(Data records)
--- start ---

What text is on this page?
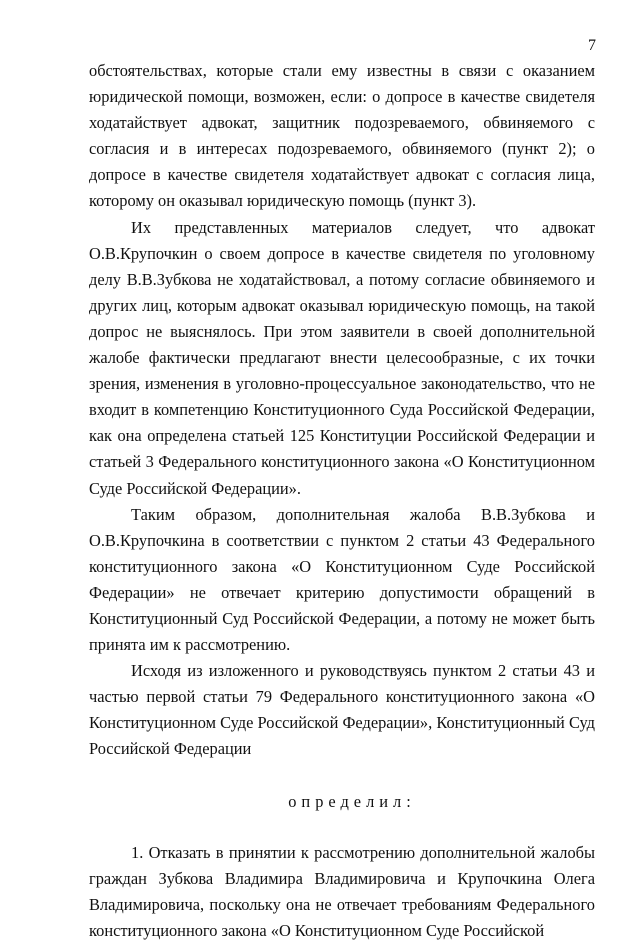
7

обстоятельствах, которые стали ему известны в связи с оказанием юридической помощи, возможен, если: о допросе в качестве свидетеля ходатайствует адвокат, защитник подозреваемого, обвиняемого с согласия и в интересах подозреваемого, обвиняемого (пункт 2); о допросе в качестве свидетеля ходатайствует адвокат с согласия лица, которому он оказывал юридическую помощь (пункт 3).

Их представленных материалов следует, что адвокат О.В.Крупочкин о своем допросе в качестве свидетеля по уголовному делу В.В.Зубкова не ходатайствовал, а потому согласие обвиняемого и других лиц, которым адвокат оказывал юридическую помощь, на такой допрос не выяснялось. При этом заявители в своей дополнительной жалобе фактически предлагают внести целесообразные, с их точки зрения, изменения в уголовно-процессуальное законодательство, что не входит в компетенцию Конституционного Суда Российской Федерации, как она определена статьей 125 Конституции Российской Федерации и статьей 3 Федерального конституционного закона «О Конституционном Суде Российской Федерации».

Таким образом, дополнительная жалоба В.В.Зубкова и О.В.Крупочкина в соответствии с пунктом 2 статьи 43 Федерального конституционного закона «О Конституционном Суде Российской Федерации» не отвечает критерию допустимости обращений в Конституционный Суд Российской Федерации, а потому не может быть принята им к рассмотрению.

Исходя из изложенного и руководствуясь пунктом 2 статьи 43 и частью первой статьи 79 Федерального конституционного закона «О Конституционном Суде Российской Федерации», Конституционный Суд Российской Федерации

определил:

1. Отказать в принятии к рассмотрению дополнительной жалобы граждан Зубкова Владимира Владимировича и Крупочкина Олега Владимировича, поскольку она не отвечает требованиям Федерального конституционного закона «О Конституционном Суде Российской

--- end ---

• [What is expected] Work out how many lines of the listing above include the word "Зубкова". Reply with nothing but the count.

• [Completed task] 3